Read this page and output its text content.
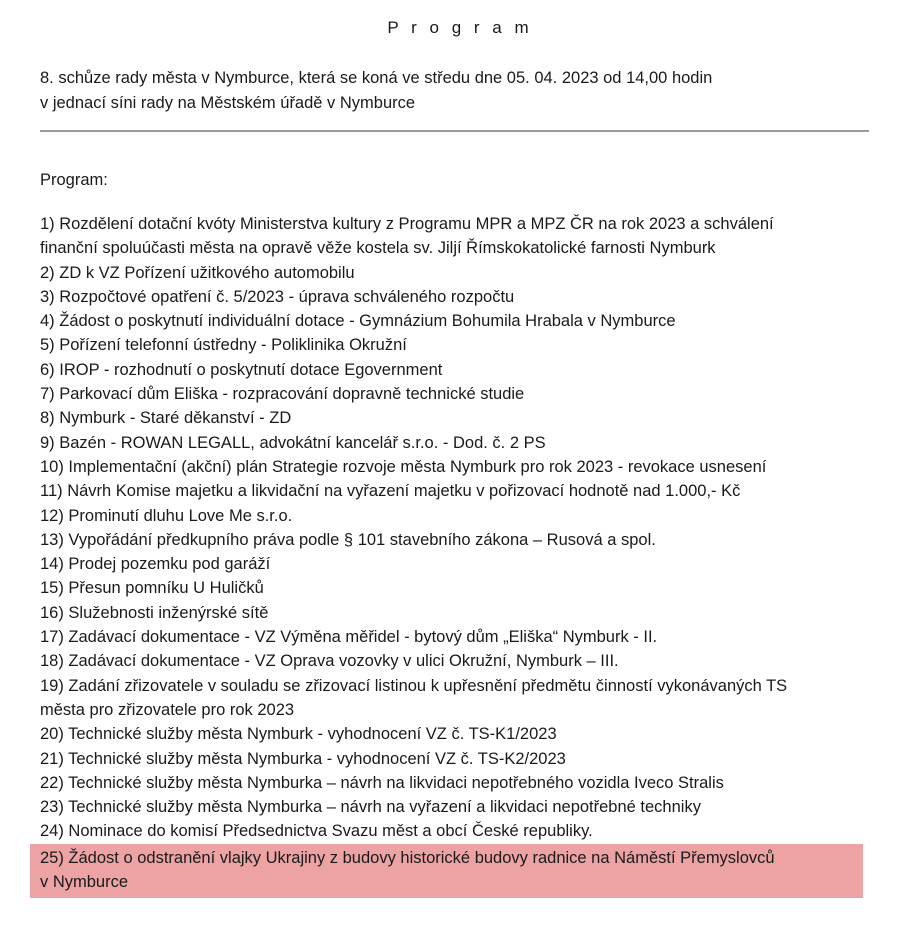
P r o g r a m

8. schůze rady města v Nymburce, která se koná ve středu dne 05. 04. 2023 od 14,00 hodin

v jednací síni rady na Městském úřadě v Nymburce

Program:
1) Rozdělení dotační kvóty Ministerstva kultury z Programu MPR a MPZ ČR na rok 2023 a schválení
finanční spoluúčasti města na opravě věže kostela sv. Jiljí Římskokatolické farnosti Nymburk
2) ZD k VZ Pořízení užitkového automobilu
3) Rozpočtové opatření č. 5/2023 - úprava schváleného rozpočtu
4) Žádost o poskytnutí individuální dotace - Gymnázium Bohumila Hrabala v Nymburce
5) Pořízení telefonní ústředny - Poliklinika Okružní
6) IROP - rozhodnutí o poskytnutí dotace Egovernment
7) Parkovací dům Eliška - rozpracování dopravně technické studie
8) Nymburk - Staré děkanství - ZD
9) Bazén - ROWAN LEGALL, advokátní kancelář s.r.o. - Dod. č. 2 PS
10) Implementační (akční) plán Strategie rozvoje města Nymburk pro rok 2023 - revokace usnesení
11) Návrh Komise majetku a likvidační na vyřazení majetku v pořizovací hodnotě nad 1.000,- Kč
12) Prominutí dluhu Love Me s.r.o.
13) Vypořádání předkupního práva podle § 101 stavebního zákona – Rusová a spol.
14) Prodej pozemku pod garáží
15) Přesun pomníku U Huličků
16) Služebnosti inženýrské sítě
17) Zadávací dokumentace - VZ Výměna měřidel - bytový dům „Eliška“ Nymburk - II.
18) Zadávací dokumentace - VZ Oprava vozovky v ulici Okružní, Nymburk – III.
19) Zadání zřizovatele v souladu se zřizovací listinou k upřesnění předmětu činností vykonávaných TS
města pro zřizovatele pro rok 2023
20) Technické služby města Nymburk - vyhodnocení VZ č. TS-K1/2023
21) Technické služby města Nymburka - vyhodnocení VZ č. TS-K2/2023
22) Technické služby města Nymburka – návrh na likvidaci nepotřebného vozidla Iveco Stralis
23) Technické služby města Nymburka – návrh na vyřazení a likvidaci nepotřebné techniky
24) Nominace do komisí Předsednictva Svazu měst a obcí České republiky.
25) Žádost o odstranění vlajky Ukrajiny z budovy historické budovy radnice na Náměstí Přemyslovců
v Nymburce
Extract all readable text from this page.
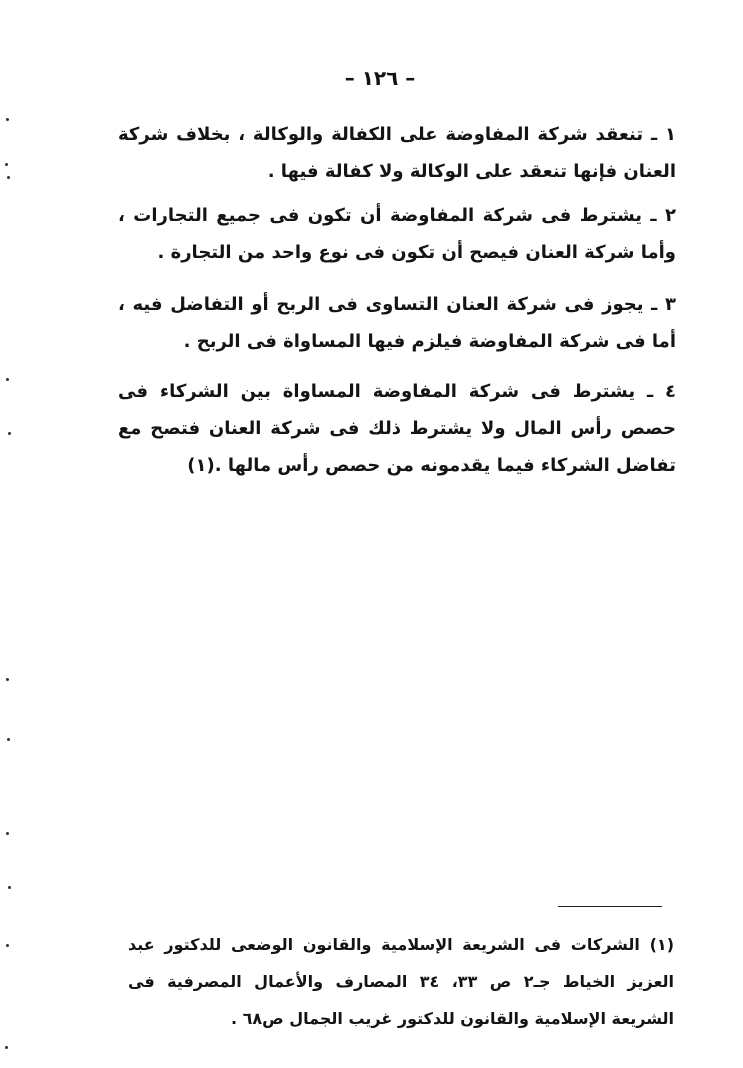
– ١٢٦ –

١ ـ تنعقد شركة المفاوضة على الكفالة والوكالة ، بخلاف شركة العنان فإنها تنعقد على الوكالة ولا كفالة فيها .

٢ ـ يشترط فى شركة المفاوضة أن تكون فى جميع التجارات ، وأما شركة العنان فيصح أن تكون فى نوع واحد من التجارة .

٣ ـ يجوز فى شركة العنان التساوى فى الربح أو التفاضل فيه ، أما فى شركة المفاوضة فيلزم فيها المساواة فى الربح .

٤ ـ يشترط فى شركة المفاوضة المساواة بين الشركاء فى حصص رأس المال ولا يشترط ذلك فى شركة العنان فتصح مع تفاضل الشركاء فيما يقدمونه من حصص رأس مالها .(١)

(١) الشركات فى الشريعة الإسلامية والقانون الوضعى للدكتور عبد العزيز الخياط جـ٢ ص ٣٣، ٣٤ المصارف والأعمال المصرفية فى الشريعة الإسلامية والقانون للدكتور غريب الجمال ص٦٨ .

#### Short problem:
Each line in the records above should be reproduced exactly; images are not copied.

#### The reply:
Read this page and output its text content.
P r o g r a m

8. schůze rady města v Nymburce, která se koná ve středu dne 05. 04. 2023 od 14,00 hodin

v jednací síni rady na Městském úřadě v Nymburce

Program:
1) Rozdělení dotační kvóty Ministerstva kultury z Programu MPR a MPZ ČR na rok 2023 a schválení
finanční spoluúčasti města na opravě věže kostela sv. Jiljí Římskokatolické farnosti Nymburk
2) ZD k VZ Pořízení užitkového automobilu
3) Rozpočtové opatření č. 5/2023 - úprava schváleného rozpočtu
4) Žádost o poskytnutí individuální dotace - Gymnázium Bohumila Hrabala v Nymburce
5) Pořízení telefonní ústředny - Poliklinika Okružní
6) IROP - rozhodnutí o poskytnutí dotace Egovernment
7) Parkovací dům Eliška - rozpracování dopravně technické studie
8) Nymburk - Staré děkanství - ZD
9) Bazén - ROWAN LEGALL, advokátní kancelář s.r.o. - Dod. č. 2 PS
10) Implementační (akční) plán Strategie rozvoje města Nymburk pro rok 2023 - revokace usnesení
11) Návrh Komise majetku a likvidační na vyřazení majetku v pořizovací hodnotě nad 1.000,- Kč
12) Prominutí dluhu Love Me s.r.o.
13) Vypořádání předkupního práva podle § 101 stavebního zákona – Rusová a spol.
14) Prodej pozemku pod garáží
15) Přesun pomníku U Huličků
16) Služebnosti inženýrské sítě
17) Zadávací dokumentace - VZ Výměna měřidel - bytový dům „Eliška“ Nymburk - II.
18) Zadávací dokumentace - VZ Oprava vozovky v ulici Okružní, Nymburk – III.
19) Zadání zřizovatele v souladu se zřizovací listinou k upřesnění předmětu činností vykonávaných TS
města pro zřizovatele pro rok 2023
20) Technické služby města Nymburk - vyhodnocení VZ č. TS-K1/2023
21) Technické služby města Nymburka - vyhodnocení VZ č. TS-K2/2023
22) Technické služby města Nymburka – návrh na likvidaci nepotřebného vozidla Iveco Stralis
23) Technické služby města Nymburka – návrh na vyřazení a likvidaci nepotřebné techniky
24) Nominace do komisí Předsednictva Svazu měst a obcí České republiky.
25) Žádost o odstranění vlajky Ukrajiny z budovy historické budovy radnice na Náměstí Přemyslovců
v Nymburce
Extract all readable text from this page.
– ١٢٦ –

١ ـ تنعقد شركة المفاوضة على الكفالة والوكالة ، بخلاف شركة العنان فإنها تنعقد على الوكالة ولا كفالة فيها .

٢ ـ يشترط فى شركة المفاوضة أن تكون فى جميع التجارات ، وأما شركة العنان فيصح أن تكون فى نوع واحد من التجارة .

٣ ـ يجوز فى شركة العنان التساوى فى الربح أو التفاضل فيه ، أما فى شركة المفاوضة فيلزم فيها المساواة فى الربح .

٤ ـ يشترط فى شركة المفاوضة المساواة بين الشركاء فى حصص رأس المال ولا يشترط ذلك فى شركة العنان فتصح مع تفاضل الشركاء فيما يقدمونه من حصص رأس مالها .(١)

(١) الشركات فى الشريعة الإسلامية والقانون الوضعى للدكتور عبد العزيز الخياط جـ٢ ص ٣٣، ٣٤ المصارف والأعمال المصرفية فى الشريعة الإسلامية والقانون للدكتور غريب الجمال ص٦٨ .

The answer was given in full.